Recorded data –
========================================
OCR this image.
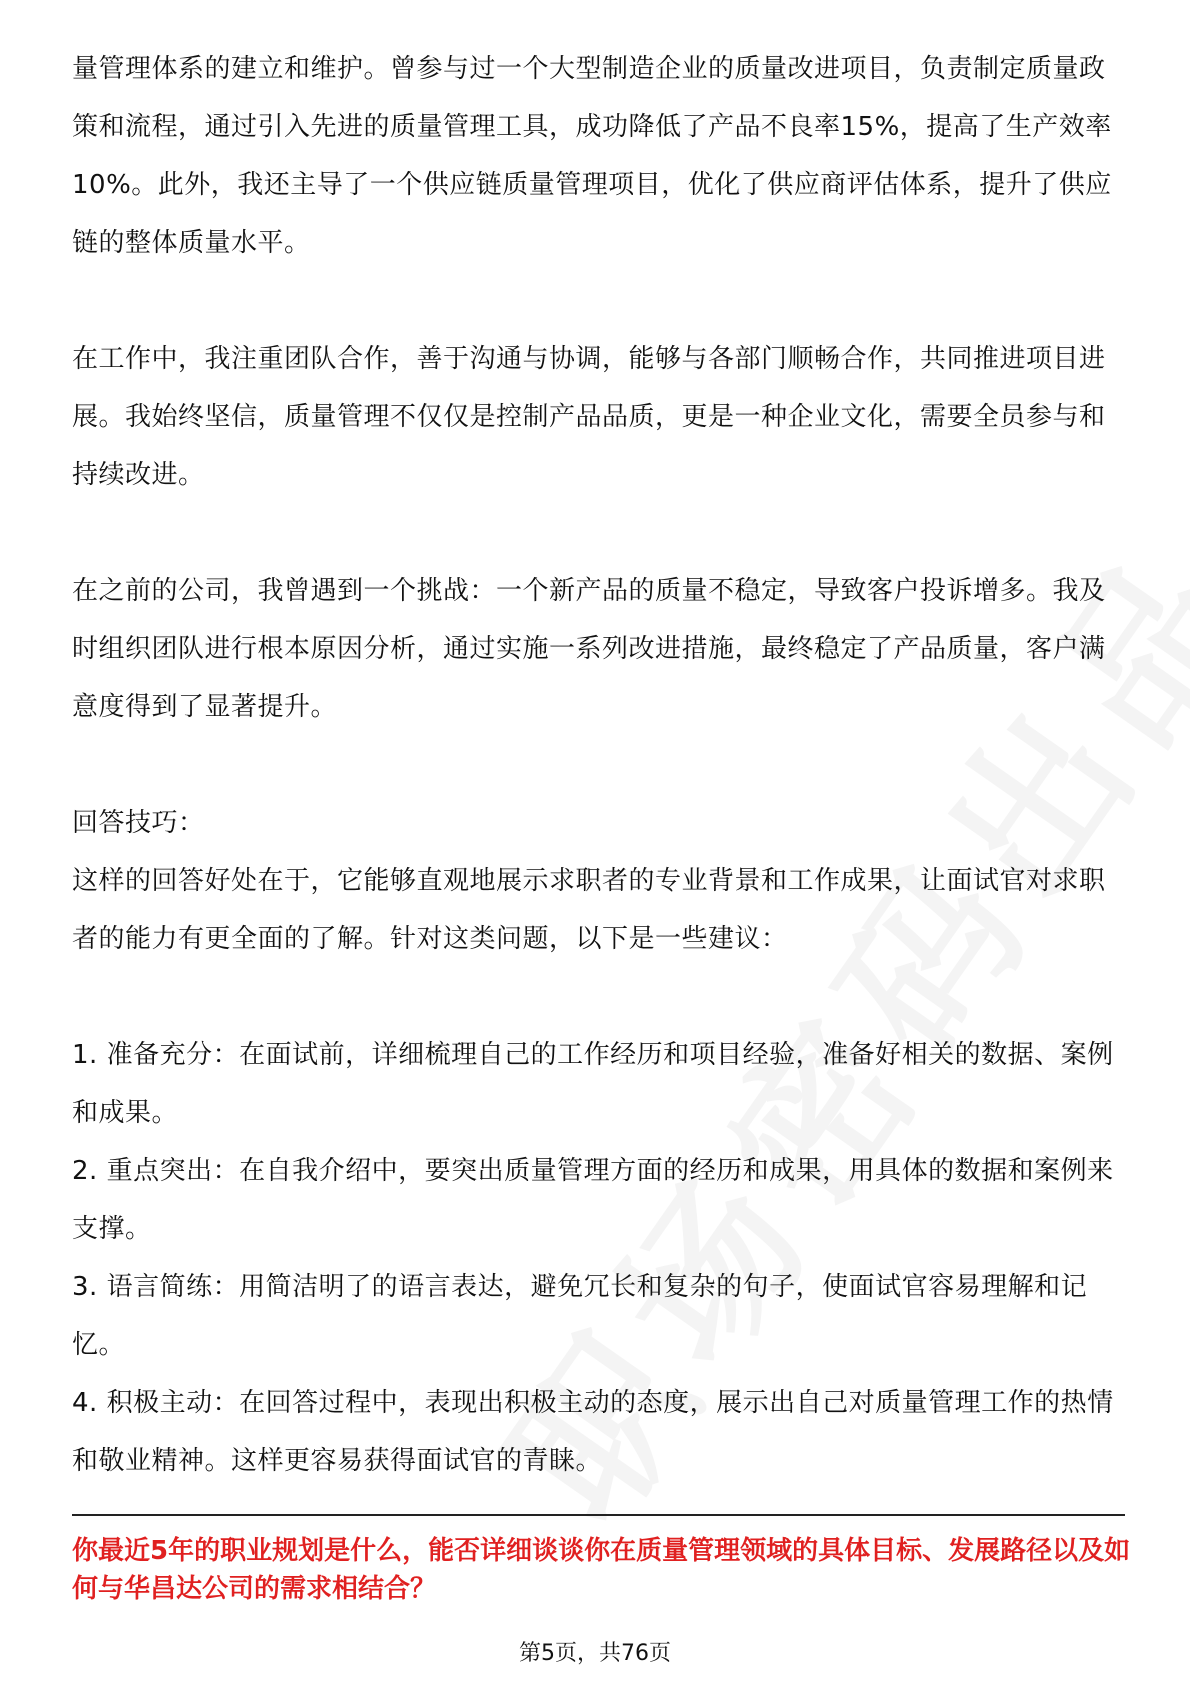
量管理体系的建立和维护。曾参与过一个大型制造企业的质量改进项目，负责制定质量政策和流程，通过引入先进的质量管理工具，成功降低了产品不良率15%，提高了生产效率10%。此外，我还主导了一个供应链质量管理项目，优化了供应商评估体系，提升了供应链的整体质量水平。

在工作中，我注重团队合作，善于沟通与协调，能够与各部门顺畅合作，共同推进项目进展。我始终坚信，质量管理不仅仅是控制产品品质，更是一种企业文化，需要全员参与和持续改进。

在之前的公司，我曾遇到一个挑战：一个新产品的质量不稳定，导致客户投诉增多。我及时组织团队进行根本原因分析，通过实施一系列改进措施，最终稳定了产品质量，客户满意度得到了显著提升。

回答技巧：

这样的回答好处在于，它能够直观地展示求职者的专业背景和工作成果，让面试官对求职者的能力有更全面的了解。针对这类问题，以下是一些建议：

1. 准备充分：在面试前，详细梳理自己的工作经历和项目经验，准备好相关的数据、案例和成果。

2. 重点突出：在自我介绍中，要突出质量管理方面的经历和成果，用具体的数据和案例来支撑。

3. 语言简练：用简洁明了的语言表达，避免冗长和复杂的句子，使面试官容易理解和记忆。

4. 积极主动：在回答过程中，表现出积极主动的态度，展示出自己对质量管理工作的热情和敬业精神。这样更容易获得面试官的青睐。

你最近5年的职业规划是什么，能否详细谈谈你在质量管理领域的具体目标、发展路径以及如何与华昌达公司的需求相结合？

第5页，共76页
========================================
Without including any pictures, print each record exactly.

OCR this image.
量管理体系的建立和维护。曾参与过一个大型制造企业的质量改进项目，负责制定质量政策和流程，通过引入先进的质量管理工具，成功降低了产品不良率15%，提高了生产效率10%。此外，我还主导了一个供应链质量管理项目，优化了供应商评估体系，提升了供应链的整体质量水平。

在工作中，我注重团队合作，善于沟通与协调，能够与各部门顺畅合作，共同推进项目进展。我始终坚信，质量管理不仅仅是控制产品品质，更是一种企业文化，需要全员参与和持续改进。

在之前的公司，我曾遇到一个挑战：一个新产品的质量不稳定，导致客户投诉增多。我及时组织团队进行根本原因分析，通过实施一系列改进措施，最终稳定了产品质量，客户满意度得到了显著提升。

回答技巧：

这样的回答好处在于，它能够直观地展示求职者的专业背景和工作成果，让面试官对求职者的能力有更全面的了解。针对这类问题，以下是一些建议：

1. 准备充分：在面试前，详细梳理自己的工作经历和项目经验，准备好相关的数据、案例和成果。

2. 重点突出：在自我介绍中，要突出质量管理方面的经历和成果，用具体的数据和案例来支撑。

3. 语言简练：用简洁明了的语言表达，避免冗长和复杂的句子，使面试官容易理解和记忆。

4. 积极主动：在回答过程中，表现出积极主动的态度，展示出自己对质量管理工作的热情和敬业精神。这样更容易获得面试官的青睐。

你最近5年的职业规划是什么，能否详细谈谈你在质量管理领域的具体目标、发展路径以及如何与华昌达公司的需求相结合？

第5页，共76页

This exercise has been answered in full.